→ **EXERCISE DESCRIPTION**: Take the data below and repeat it exactly.

Stored items:

......

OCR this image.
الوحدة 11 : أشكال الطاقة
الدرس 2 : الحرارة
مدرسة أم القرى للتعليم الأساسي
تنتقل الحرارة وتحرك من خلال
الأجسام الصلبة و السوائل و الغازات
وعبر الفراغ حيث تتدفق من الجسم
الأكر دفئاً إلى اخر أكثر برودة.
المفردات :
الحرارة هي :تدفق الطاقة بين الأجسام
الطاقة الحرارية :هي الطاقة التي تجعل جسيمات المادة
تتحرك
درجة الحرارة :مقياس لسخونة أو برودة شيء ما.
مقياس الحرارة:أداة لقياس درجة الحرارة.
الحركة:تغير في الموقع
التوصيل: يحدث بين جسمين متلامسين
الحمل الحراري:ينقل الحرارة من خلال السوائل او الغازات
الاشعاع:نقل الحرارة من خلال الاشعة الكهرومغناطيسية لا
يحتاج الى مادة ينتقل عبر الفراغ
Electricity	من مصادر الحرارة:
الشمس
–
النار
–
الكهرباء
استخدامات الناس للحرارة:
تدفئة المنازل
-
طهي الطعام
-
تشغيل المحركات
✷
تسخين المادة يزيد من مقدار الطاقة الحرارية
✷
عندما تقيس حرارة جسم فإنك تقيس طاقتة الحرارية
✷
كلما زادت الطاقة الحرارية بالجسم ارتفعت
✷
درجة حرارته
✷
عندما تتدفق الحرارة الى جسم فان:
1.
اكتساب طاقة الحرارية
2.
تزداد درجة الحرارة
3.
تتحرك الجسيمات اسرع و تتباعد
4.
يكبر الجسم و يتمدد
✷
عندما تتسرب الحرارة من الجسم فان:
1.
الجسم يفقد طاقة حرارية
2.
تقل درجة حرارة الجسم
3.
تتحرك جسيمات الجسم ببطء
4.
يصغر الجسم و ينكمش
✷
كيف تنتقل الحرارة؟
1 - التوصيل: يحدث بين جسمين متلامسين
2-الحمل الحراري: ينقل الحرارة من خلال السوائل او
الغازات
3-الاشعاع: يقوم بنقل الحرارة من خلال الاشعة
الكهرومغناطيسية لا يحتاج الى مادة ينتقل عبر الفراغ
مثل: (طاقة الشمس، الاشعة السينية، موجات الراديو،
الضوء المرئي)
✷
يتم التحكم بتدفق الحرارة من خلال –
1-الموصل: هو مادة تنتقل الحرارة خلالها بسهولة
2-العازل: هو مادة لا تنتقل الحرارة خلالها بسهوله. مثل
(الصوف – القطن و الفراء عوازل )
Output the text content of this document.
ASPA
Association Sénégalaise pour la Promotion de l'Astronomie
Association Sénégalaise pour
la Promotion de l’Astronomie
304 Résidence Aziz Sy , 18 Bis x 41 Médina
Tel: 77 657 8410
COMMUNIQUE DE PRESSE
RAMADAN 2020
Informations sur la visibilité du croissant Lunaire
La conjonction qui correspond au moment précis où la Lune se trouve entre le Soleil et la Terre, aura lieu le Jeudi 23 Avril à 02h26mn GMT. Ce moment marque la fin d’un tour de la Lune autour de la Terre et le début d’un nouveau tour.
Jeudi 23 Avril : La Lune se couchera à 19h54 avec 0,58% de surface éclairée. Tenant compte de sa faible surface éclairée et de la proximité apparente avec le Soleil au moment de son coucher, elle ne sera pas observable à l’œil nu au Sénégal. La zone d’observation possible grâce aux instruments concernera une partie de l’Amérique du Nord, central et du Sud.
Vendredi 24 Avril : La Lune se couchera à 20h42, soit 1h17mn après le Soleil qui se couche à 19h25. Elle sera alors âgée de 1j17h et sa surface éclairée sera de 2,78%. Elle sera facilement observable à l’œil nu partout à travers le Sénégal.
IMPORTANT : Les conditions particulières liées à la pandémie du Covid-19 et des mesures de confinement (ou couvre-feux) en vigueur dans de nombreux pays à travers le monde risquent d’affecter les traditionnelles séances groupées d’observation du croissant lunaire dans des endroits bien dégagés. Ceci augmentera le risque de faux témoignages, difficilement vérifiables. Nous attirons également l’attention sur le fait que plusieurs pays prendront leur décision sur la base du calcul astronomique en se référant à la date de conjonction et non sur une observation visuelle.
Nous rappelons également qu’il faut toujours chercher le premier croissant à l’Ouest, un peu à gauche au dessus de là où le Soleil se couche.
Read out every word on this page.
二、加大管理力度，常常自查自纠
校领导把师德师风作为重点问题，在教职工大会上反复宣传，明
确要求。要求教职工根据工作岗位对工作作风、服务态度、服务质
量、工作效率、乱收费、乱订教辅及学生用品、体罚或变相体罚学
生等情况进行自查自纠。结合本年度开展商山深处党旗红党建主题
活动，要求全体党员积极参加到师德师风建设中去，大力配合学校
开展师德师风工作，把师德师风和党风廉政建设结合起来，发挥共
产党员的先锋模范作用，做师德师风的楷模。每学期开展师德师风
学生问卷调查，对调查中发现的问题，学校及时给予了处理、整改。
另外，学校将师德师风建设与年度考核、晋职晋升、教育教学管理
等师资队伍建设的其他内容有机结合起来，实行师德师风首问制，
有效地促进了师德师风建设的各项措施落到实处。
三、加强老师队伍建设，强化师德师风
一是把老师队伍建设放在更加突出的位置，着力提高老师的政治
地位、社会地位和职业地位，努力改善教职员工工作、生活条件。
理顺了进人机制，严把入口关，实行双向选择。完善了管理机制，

......

→ **RIGHT ANSWER**:
OCR this image.
الوحدة 11 : أشكال الطاقة
الدرس 2 : الحرارة
مدرسة أم القرى للتعليم الأساسي
تنتقل الحرارة وتحرك من خلال
الأجسام الصلبة و السوائل و الغازات
وعبر الفراغ حيث تتدفق من الجسم
الأكر دفئاً إلى اخر أكثر برودة.
المفردات :
الحرارة هي :تدفق الطاقة بين الأجسام
الطاقة الحرارية :هي الطاقة التي تجعل جسيمات المادة
تتحرك
درجة الحرارة :مقياس لسخونة أو برودة شيء ما.
مقياس الحرارة:أداة لقياس درجة الحرارة.
الحركة:تغير في الموقع
التوصيل: يحدث بين جسمين متلامسين
الحمل الحراري:ينقل الحرارة من خلال السوائل او الغازات
الاشعاع:نقل الحرارة من خلال الاشعة الكهرومغناطيسية لا
يحتاج الى مادة ينتقل عبر الفراغ
Electricity	من مصادر الحرارة:
الشمس
–
النار
–
الكهرباء
استخدامات الناس للحرارة:
تدفئة المنازل
-
طهي الطعام
-
تشغيل المحركات
✷
تسخين المادة يزيد من مقدار الطاقة الحرارية
✷
عندما تقيس حرارة جسم فإنك تقيس طاقتة الحرارية
✷
كلما زادت الطاقة الحرارية بالجسم ارتفعت
✷
درجة حرارته
✷
عندما تتدفق الحرارة الى جسم فان:
1.
اكتساب طاقة الحرارية
2.
تزداد درجة الحرارة
3.
تتحرك الجسيمات اسرع و تتباعد
4.
يكبر الجسم و يتمدد
✷
عندما تتسرب الحرارة من الجسم فان:
1.
الجسم يفقد طاقة حرارية
2.
تقل درجة حرارة الجسم
3.
تتحرك جسيمات الجسم ببطء
4.
يصغر الجسم و ينكمش
✷
كيف تنتقل الحرارة؟
1 - التوصيل: يحدث بين جسمين متلامسين
2-الحمل الحراري: ينقل الحرارة من خلال السوائل او
الغازات
3-الاشعاع: يقوم بنقل الحرارة من خلال الاشعة
الكهرومغناطيسية لا يحتاج الى مادة ينتقل عبر الفراغ
مثل: (طاقة الشمس، الاشعة السينية، موجات الراديو،
الضوء المرئي)
✷
يتم التحكم بتدفق الحرارة من خلال –
1-الموصل: هو مادة تنتقل الحرارة خلالها بسهولة
2-العازل: هو مادة لا تنتقل الحرارة خلالها بسهوله. مثل
(الصوف – القطن و الفراء عوازل )
Output the text content of this document.
ASPA
Association Sénégalaise pour la Promotion de l'Astronomie
Association Sénégalaise pour
la Promotion de l’Astronomie
304 Résidence Aziz Sy , 18 Bis x 41 Médina
Tel: 77 657 8410
COMMUNIQUE DE PRESSE
RAMADAN 2020
Informations sur la visibilité du croissant Lunaire
La conjonction qui correspond au moment précis où la Lune se trouve entre le Soleil et la Terre, aura lieu le Jeudi 23 Avril à 02h26mn GMT. Ce moment marque la fin d’un tour de la Lune autour de la Terre et le début d’un nouveau tour.
Jeudi 23 Avril : La Lune se couchera à 19h54 avec 0,58% de surface éclairée. Tenant compte de sa faible surface éclairée et de la proximité apparente avec le Soleil au moment de son coucher, elle ne sera pas observable à l’œil nu au Sénégal. La zone d’observation possible grâce aux instruments concernera une partie de l’Amérique du Nord, central et du Sud.
Vendredi 24 Avril : La Lune se couchera à 20h42, soit 1h17mn après le Soleil qui se couche à 19h25. Elle sera alors âgée de 1j17h et sa surface éclairée sera de 2,78%. Elle sera facilement observable à l’œil nu partout à travers le Sénégal.
IMPORTANT : Les conditions particulières liées à la pandémie du Covid-19 et des mesures de confinement (ou couvre-feux) en vigueur dans de nombreux pays à travers le monde risquent d’affecter les traditionnelles séances groupées d’observation du croissant lunaire dans des endroits bien dégagés. Ceci augmentera le risque de faux témoignages, difficilement vérifiables. Nous attirons également l’attention sur le fait que plusieurs pays prendront leur décision sur la base du calcul astronomique en se référant à la date de conjonction et non sur une observation visuelle.
Nous rappelons également qu’il faut toujours chercher le premier croissant à l’Ouest, un peu à gauche au dessus de là où le Soleil se couche.
Read out every word on this page.
二、加大管理力度，常常自查自纠
校领导把师德师风作为重点问题，在教职工大会上反复宣传，明
确要求。要求教职工根据工作岗位对工作作风、服务态度、服务质
量、工作效率、乱收费、乱订教辅及学生用品、体罚或变相体罚学
生等情况进行自查自纠。结合本年度开展商山深处党旗红党建主题
活动，要求全体党员积极参加到师德师风建设中去，大力配合学校
开展师德师风工作，把师德师风和党风廉政建设结合起来，发挥共
产党员的先锋模范作用，做师德师风的楷模。每学期开展师德师风
学生问卷调查，对调查中发现的问题，学校及时给予了处理、整改。
另外，学校将师德师风建设与年度考核、晋职晋升、教育教学管理
等师资队伍建设的其他内容有机结合起来，实行师德师风首问制，
有效地促进了师德师风建设的各项措施落到实处。
三、加强老师队伍建设，强化师德师风
一是把老师队伍建设放在更加突出的位置，着力提高老师的政治
地位、社会地位和职业地位，努力改善教职员工工作、生活条件。
理顺了进人机制，严把入口关，实行双向选择。完善了管理机制，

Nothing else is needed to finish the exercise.